### Aim of the task
Scan the listing below and copy every line holding "type".

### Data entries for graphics
● ● ●
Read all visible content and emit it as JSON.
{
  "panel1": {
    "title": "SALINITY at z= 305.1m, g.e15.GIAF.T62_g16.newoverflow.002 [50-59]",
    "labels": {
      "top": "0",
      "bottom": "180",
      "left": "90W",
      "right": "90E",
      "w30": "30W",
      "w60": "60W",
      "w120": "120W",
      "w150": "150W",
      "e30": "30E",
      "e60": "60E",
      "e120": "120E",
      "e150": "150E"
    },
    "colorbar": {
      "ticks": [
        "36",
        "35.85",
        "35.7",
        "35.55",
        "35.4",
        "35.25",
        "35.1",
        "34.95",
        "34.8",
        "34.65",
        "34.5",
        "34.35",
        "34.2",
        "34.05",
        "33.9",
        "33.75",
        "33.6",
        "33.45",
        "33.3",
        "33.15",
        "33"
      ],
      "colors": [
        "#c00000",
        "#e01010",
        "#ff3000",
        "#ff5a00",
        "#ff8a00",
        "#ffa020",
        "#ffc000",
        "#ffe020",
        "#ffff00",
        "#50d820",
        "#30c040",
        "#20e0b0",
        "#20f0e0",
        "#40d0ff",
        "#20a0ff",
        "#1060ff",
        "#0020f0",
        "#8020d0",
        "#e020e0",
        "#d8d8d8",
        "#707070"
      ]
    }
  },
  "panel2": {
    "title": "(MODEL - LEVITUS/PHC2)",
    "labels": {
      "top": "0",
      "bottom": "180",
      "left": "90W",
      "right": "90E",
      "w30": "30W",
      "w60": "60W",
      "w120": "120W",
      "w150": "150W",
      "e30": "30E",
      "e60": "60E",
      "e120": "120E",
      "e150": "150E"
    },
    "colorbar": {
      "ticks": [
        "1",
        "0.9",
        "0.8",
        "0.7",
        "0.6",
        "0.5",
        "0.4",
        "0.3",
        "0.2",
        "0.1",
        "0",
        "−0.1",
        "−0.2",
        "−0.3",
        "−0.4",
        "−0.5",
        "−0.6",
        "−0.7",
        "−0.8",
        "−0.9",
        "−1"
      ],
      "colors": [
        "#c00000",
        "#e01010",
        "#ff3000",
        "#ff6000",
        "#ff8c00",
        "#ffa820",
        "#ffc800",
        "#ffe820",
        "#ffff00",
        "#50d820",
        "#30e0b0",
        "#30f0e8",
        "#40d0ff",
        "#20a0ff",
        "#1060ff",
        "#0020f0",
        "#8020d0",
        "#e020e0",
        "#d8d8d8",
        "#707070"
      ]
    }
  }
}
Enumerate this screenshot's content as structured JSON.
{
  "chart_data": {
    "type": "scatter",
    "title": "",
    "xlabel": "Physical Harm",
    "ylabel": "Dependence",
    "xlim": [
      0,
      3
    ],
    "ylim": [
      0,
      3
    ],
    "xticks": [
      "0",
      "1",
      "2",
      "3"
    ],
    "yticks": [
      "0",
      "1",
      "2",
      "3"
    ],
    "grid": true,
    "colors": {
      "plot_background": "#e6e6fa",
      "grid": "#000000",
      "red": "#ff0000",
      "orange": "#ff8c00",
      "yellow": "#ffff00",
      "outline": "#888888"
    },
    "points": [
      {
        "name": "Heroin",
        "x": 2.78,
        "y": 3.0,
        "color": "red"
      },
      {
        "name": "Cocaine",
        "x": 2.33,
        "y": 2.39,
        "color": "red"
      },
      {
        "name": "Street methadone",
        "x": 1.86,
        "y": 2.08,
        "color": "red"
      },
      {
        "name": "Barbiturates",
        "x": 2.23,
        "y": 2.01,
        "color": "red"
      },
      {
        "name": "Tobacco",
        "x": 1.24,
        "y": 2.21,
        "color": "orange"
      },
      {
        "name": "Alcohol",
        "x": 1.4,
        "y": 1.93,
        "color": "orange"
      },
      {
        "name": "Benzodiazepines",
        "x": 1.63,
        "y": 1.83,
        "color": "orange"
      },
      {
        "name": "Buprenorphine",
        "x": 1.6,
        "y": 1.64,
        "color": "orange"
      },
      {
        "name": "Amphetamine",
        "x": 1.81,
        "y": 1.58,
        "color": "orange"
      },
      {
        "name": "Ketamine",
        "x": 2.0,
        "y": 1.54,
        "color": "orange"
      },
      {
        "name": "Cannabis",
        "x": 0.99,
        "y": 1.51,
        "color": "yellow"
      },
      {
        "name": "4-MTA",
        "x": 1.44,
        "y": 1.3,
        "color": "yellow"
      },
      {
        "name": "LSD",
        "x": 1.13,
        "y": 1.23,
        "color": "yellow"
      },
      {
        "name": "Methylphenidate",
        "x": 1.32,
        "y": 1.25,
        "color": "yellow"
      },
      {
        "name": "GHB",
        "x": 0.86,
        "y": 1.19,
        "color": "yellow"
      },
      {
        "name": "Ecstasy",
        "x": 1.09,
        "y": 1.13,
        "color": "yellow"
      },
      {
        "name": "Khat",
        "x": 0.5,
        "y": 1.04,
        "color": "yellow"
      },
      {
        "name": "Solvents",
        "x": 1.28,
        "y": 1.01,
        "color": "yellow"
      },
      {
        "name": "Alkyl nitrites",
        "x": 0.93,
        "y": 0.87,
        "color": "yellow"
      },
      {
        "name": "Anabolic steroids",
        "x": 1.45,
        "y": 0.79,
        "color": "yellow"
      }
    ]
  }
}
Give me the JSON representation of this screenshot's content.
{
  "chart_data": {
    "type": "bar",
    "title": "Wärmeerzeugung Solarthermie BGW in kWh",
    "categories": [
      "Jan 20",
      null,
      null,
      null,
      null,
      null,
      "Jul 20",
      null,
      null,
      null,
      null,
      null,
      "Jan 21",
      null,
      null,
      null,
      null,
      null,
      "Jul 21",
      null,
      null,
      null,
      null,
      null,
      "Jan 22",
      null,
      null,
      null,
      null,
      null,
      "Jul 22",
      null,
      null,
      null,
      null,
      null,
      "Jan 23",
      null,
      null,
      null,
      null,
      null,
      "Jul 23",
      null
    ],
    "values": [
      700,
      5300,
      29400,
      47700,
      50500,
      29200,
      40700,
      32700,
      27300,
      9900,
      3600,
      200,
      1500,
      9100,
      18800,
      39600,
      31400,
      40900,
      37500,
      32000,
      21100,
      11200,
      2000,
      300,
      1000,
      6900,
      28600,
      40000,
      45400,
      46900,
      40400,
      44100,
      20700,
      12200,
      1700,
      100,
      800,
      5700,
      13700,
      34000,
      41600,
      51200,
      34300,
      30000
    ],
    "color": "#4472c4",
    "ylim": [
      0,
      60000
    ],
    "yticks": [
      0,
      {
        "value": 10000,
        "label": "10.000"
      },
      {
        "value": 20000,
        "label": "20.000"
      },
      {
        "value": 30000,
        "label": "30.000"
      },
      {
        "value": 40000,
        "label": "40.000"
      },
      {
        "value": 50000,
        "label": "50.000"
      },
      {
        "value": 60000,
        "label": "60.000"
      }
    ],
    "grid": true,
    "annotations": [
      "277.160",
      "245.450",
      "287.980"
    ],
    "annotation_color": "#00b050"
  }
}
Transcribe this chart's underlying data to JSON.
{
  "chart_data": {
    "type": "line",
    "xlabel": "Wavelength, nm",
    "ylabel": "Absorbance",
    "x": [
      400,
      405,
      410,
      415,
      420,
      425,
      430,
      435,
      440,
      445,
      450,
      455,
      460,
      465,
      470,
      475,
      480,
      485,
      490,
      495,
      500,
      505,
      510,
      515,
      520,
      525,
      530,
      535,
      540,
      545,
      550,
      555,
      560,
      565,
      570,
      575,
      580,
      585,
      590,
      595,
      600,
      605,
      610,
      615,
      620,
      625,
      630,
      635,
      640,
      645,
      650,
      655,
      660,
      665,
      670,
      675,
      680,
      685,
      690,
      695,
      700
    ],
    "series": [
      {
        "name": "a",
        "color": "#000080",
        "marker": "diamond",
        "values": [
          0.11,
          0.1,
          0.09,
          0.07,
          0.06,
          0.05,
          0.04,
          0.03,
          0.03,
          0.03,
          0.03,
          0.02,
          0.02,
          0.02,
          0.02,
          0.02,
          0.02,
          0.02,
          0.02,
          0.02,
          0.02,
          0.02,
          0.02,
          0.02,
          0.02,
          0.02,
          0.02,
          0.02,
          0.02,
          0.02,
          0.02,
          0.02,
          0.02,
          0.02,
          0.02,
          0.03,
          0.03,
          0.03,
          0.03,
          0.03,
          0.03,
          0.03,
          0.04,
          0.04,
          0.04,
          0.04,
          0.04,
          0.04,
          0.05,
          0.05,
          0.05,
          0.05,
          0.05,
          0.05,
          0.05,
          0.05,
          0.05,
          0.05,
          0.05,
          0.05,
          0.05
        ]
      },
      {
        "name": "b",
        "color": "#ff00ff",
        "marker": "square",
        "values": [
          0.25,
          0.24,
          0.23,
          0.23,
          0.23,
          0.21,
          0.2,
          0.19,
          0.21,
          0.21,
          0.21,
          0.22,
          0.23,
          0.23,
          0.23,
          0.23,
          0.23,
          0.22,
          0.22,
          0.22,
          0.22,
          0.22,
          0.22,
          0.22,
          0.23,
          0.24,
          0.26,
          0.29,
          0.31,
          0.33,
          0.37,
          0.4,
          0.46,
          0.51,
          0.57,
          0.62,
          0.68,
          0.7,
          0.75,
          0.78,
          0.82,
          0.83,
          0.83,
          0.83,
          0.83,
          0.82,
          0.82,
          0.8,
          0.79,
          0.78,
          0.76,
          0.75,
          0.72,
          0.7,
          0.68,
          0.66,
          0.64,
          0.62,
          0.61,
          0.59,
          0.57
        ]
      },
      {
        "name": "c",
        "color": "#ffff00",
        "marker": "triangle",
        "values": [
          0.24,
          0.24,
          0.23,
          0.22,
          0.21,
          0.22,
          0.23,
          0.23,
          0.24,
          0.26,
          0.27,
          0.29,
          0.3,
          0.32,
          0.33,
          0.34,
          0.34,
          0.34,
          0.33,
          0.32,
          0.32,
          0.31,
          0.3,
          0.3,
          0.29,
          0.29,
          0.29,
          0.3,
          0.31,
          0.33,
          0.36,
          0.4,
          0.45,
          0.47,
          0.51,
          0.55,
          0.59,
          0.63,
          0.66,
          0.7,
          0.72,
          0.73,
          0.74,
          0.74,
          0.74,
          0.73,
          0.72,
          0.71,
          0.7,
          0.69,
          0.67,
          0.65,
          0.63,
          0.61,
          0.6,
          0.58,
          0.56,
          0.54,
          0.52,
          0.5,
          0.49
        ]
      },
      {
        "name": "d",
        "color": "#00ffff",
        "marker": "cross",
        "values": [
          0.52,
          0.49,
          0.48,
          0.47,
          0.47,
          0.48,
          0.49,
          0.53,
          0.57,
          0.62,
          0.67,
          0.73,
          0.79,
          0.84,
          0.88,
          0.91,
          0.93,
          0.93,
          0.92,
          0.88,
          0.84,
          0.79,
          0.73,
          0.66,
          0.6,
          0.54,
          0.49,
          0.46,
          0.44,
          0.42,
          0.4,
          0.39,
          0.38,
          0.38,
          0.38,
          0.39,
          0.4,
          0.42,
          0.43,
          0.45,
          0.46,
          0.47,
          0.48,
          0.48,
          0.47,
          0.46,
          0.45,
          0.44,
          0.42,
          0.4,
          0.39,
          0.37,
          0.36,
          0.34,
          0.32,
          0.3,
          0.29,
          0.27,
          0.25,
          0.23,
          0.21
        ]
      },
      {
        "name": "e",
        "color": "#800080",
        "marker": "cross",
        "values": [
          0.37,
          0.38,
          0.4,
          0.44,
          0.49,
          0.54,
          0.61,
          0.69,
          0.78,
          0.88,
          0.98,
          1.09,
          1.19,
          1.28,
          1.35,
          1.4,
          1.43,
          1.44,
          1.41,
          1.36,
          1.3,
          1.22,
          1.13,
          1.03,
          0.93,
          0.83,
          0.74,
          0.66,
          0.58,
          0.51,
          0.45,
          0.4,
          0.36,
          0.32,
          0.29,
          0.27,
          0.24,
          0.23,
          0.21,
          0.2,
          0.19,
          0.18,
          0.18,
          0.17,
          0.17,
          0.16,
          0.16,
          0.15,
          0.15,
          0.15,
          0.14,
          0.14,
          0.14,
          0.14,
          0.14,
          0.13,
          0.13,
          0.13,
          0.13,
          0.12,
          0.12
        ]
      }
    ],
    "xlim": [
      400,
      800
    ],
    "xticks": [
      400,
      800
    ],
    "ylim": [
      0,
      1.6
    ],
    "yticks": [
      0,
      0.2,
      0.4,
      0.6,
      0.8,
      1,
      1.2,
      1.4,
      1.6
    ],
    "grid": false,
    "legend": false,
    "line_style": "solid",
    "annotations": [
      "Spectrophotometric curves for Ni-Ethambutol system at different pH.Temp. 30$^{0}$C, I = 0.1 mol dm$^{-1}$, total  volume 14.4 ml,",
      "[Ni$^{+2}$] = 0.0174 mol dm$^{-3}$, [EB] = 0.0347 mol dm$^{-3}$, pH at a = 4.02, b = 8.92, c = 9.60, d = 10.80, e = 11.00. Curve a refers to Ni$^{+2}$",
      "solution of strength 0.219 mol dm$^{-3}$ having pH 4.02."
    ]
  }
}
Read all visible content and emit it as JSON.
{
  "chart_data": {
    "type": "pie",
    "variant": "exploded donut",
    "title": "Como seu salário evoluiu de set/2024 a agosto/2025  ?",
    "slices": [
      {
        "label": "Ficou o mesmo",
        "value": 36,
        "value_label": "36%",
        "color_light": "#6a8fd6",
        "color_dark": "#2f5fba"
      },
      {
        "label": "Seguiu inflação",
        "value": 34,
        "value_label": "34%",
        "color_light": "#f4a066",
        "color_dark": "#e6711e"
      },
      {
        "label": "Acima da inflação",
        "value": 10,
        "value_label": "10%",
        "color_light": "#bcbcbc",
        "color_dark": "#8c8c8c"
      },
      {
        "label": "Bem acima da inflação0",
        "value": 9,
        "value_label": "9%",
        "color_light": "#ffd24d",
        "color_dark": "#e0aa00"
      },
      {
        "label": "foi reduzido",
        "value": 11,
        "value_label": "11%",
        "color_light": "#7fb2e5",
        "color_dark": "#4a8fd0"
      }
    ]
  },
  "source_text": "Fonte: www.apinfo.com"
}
● ● ●
### Task solution
    "type": "scatter",
    "type": "bar",
    "type": "line",
    "type": "pie",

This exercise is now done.